Data rows >>

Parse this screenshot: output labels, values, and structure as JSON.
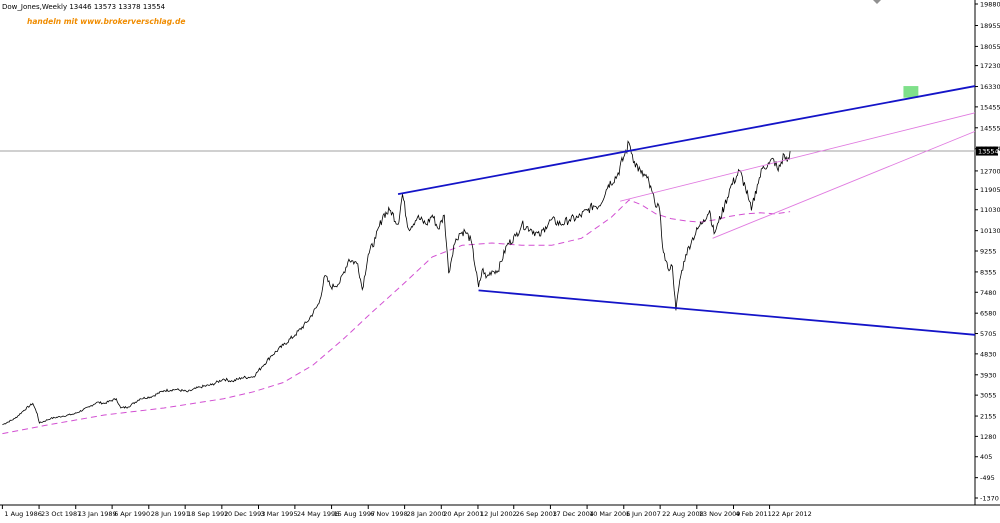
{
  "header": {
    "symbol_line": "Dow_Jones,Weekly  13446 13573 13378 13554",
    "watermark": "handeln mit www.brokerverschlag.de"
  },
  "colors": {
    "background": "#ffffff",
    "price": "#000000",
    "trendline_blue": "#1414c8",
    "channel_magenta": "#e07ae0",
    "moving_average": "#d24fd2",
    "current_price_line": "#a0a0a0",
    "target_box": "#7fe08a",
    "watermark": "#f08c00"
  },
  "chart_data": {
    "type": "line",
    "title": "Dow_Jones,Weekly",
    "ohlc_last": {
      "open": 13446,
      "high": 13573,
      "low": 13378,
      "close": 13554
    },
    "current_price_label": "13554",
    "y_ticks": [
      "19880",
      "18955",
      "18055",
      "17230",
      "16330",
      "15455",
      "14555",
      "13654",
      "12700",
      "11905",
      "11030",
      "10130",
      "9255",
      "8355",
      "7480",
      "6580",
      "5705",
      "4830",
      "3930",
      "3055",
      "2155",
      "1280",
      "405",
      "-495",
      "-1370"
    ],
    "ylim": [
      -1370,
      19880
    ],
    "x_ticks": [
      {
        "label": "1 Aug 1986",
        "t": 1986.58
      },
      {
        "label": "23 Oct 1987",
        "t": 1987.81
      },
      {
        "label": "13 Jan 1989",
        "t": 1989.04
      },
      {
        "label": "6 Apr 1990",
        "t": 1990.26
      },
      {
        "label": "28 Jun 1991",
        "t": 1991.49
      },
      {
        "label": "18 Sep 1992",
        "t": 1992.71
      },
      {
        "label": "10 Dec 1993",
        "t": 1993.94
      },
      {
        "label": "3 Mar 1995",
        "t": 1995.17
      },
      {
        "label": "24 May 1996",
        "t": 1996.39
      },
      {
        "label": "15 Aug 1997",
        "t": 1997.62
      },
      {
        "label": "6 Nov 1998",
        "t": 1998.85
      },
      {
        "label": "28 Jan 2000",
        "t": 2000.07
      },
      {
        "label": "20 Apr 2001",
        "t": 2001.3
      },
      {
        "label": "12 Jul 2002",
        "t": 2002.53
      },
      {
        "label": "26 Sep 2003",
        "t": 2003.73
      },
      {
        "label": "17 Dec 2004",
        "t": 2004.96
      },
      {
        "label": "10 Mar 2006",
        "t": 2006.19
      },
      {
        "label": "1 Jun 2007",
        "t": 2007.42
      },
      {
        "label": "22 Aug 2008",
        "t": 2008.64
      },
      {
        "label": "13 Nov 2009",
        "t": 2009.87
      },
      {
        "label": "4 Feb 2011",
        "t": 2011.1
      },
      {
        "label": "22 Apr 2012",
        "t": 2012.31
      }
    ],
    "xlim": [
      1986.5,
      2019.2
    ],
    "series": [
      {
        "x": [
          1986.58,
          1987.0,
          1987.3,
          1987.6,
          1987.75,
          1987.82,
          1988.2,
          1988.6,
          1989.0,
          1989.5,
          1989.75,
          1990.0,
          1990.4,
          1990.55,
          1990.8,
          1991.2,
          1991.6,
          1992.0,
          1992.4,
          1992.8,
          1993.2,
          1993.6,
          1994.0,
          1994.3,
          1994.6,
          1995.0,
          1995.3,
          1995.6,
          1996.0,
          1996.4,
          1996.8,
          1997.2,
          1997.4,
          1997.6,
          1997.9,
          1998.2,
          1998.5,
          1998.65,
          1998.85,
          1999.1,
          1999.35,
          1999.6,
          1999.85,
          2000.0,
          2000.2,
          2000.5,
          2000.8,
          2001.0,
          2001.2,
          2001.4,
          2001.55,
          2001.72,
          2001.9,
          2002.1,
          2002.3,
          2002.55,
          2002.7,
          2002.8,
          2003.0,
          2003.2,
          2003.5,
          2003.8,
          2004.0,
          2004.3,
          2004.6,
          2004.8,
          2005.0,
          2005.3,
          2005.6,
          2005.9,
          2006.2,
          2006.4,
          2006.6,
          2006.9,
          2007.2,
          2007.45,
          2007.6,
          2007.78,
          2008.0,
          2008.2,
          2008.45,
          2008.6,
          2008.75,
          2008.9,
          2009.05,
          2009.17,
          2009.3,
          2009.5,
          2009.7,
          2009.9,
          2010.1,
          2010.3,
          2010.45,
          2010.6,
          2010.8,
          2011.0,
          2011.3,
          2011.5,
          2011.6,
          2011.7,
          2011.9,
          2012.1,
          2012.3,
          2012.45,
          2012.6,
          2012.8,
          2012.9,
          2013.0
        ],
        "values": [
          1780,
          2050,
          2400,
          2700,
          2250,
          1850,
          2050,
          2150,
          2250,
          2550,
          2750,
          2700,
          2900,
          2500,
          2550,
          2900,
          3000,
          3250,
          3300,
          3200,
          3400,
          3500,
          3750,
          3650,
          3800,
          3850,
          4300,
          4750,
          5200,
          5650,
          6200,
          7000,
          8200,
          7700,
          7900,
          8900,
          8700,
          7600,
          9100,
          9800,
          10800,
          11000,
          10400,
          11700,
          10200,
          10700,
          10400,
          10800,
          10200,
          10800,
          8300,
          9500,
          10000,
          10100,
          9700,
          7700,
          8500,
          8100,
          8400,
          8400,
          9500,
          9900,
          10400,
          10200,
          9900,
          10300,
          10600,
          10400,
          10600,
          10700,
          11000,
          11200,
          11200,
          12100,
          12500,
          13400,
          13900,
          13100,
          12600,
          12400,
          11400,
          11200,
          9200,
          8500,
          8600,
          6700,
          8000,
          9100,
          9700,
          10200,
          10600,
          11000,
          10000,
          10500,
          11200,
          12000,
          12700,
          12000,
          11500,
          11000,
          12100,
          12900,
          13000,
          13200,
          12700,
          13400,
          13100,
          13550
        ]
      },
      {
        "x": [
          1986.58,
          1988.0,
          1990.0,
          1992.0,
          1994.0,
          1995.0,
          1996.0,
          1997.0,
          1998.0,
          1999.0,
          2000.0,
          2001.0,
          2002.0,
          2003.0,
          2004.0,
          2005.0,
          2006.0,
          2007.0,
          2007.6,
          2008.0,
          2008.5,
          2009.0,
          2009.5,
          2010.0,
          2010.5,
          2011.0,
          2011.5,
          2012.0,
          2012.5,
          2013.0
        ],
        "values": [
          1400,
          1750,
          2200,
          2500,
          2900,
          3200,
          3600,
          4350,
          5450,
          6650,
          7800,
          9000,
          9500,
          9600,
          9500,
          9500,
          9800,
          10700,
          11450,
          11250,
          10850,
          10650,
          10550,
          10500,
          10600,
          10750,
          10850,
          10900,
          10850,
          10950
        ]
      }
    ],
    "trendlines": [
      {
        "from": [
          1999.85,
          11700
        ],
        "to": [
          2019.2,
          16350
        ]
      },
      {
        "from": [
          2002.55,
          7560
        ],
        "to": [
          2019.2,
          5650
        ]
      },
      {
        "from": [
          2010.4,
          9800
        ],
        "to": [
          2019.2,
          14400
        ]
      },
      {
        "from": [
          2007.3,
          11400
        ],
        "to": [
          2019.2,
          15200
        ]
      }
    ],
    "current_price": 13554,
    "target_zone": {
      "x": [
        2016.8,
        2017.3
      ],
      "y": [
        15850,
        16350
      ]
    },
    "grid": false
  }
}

---

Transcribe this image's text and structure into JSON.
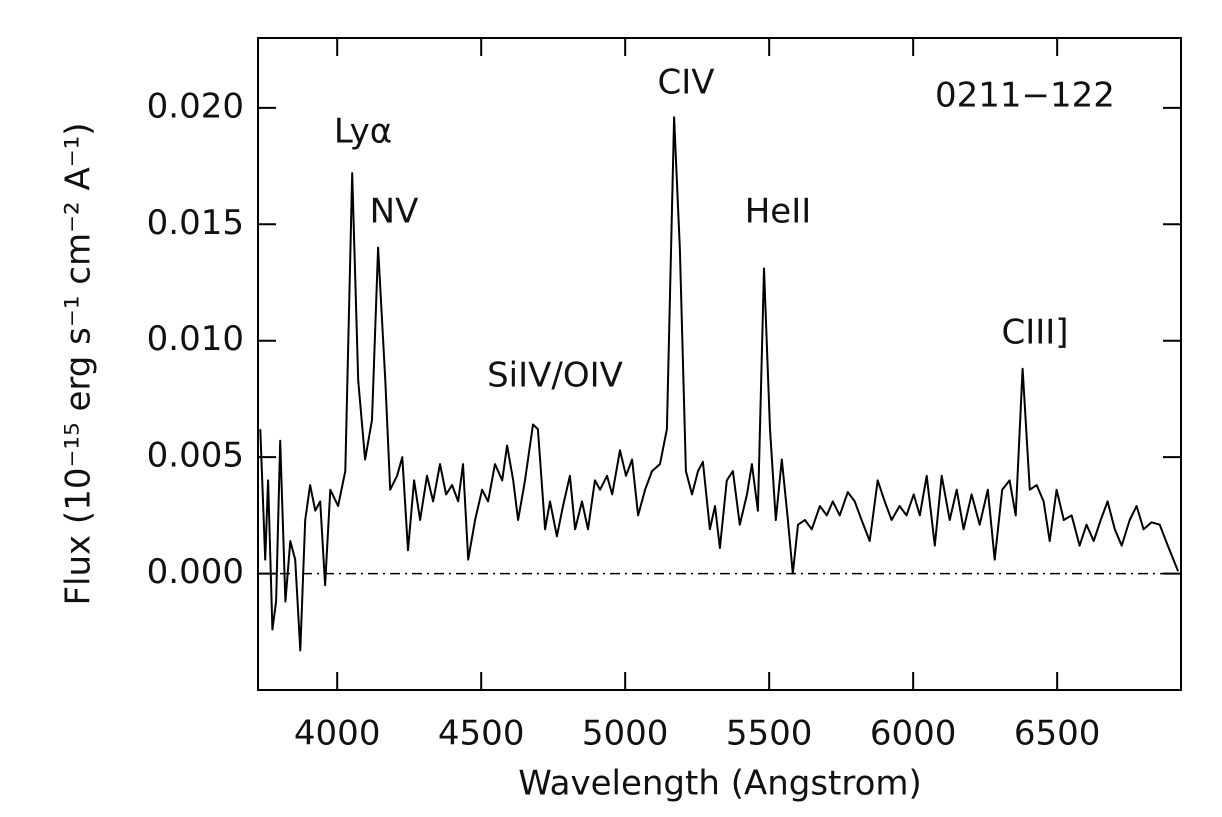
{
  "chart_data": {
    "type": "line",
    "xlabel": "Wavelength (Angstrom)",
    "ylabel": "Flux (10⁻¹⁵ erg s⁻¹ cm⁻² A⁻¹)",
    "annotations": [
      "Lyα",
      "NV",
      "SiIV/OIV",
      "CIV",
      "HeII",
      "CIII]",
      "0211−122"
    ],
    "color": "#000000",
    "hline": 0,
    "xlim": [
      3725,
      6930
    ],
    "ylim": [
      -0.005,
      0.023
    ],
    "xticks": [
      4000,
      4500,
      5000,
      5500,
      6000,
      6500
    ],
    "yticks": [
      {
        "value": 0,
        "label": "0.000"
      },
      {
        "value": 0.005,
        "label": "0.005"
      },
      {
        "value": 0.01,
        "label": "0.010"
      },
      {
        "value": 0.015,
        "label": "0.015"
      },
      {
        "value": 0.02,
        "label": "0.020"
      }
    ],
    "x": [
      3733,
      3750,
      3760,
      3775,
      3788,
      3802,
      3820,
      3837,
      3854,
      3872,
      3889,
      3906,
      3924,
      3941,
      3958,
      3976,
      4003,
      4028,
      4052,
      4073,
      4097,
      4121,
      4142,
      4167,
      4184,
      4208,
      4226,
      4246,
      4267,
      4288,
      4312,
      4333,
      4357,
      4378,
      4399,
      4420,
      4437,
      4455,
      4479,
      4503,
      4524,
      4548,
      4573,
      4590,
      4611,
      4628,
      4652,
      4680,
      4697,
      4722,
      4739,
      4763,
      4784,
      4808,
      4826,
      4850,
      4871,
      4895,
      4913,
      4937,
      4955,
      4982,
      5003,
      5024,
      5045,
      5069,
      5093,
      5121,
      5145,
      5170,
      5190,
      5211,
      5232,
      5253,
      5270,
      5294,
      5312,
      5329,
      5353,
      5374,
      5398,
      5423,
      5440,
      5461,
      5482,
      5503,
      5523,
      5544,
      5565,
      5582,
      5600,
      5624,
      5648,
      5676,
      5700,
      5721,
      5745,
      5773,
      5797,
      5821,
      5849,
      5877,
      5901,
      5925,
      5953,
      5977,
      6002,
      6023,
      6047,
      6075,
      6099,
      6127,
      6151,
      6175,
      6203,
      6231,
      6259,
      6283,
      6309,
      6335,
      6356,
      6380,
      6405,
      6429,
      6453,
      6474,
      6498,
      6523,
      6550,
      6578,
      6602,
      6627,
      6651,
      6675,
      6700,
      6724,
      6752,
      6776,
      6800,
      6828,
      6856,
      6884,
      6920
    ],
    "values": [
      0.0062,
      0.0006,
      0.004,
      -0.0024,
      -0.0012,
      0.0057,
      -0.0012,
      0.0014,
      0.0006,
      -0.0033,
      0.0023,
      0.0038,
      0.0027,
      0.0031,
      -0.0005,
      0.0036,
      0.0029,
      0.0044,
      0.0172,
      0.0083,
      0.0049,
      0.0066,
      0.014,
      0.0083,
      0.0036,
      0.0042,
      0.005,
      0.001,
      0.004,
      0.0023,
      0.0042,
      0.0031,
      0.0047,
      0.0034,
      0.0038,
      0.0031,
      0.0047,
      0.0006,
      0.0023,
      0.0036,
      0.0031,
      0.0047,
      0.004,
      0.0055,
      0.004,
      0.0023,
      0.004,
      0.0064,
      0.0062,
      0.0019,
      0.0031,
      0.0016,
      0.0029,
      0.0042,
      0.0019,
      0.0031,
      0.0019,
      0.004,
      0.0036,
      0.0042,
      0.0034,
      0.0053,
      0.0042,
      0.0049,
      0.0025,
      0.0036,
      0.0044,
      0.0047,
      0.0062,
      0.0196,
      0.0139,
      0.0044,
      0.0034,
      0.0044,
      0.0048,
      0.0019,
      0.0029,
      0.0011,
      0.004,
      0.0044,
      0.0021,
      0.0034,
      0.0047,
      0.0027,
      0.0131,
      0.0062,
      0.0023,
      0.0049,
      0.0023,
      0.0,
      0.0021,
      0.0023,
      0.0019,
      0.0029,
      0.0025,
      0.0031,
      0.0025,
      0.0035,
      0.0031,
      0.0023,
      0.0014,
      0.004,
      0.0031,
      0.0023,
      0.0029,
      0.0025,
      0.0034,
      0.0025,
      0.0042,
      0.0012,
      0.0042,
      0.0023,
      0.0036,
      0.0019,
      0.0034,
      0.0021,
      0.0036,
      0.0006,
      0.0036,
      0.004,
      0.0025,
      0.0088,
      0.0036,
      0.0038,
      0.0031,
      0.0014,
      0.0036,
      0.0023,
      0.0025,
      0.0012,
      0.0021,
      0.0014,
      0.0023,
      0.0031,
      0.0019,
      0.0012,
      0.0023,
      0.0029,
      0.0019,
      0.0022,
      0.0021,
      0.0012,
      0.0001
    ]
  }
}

Requirements >> Please list every line of the records that contains "values".

Task answer >>
Parse this screenshot: output labels, values, and structure as JSON.
        "values": [
        "values": [
    "values": [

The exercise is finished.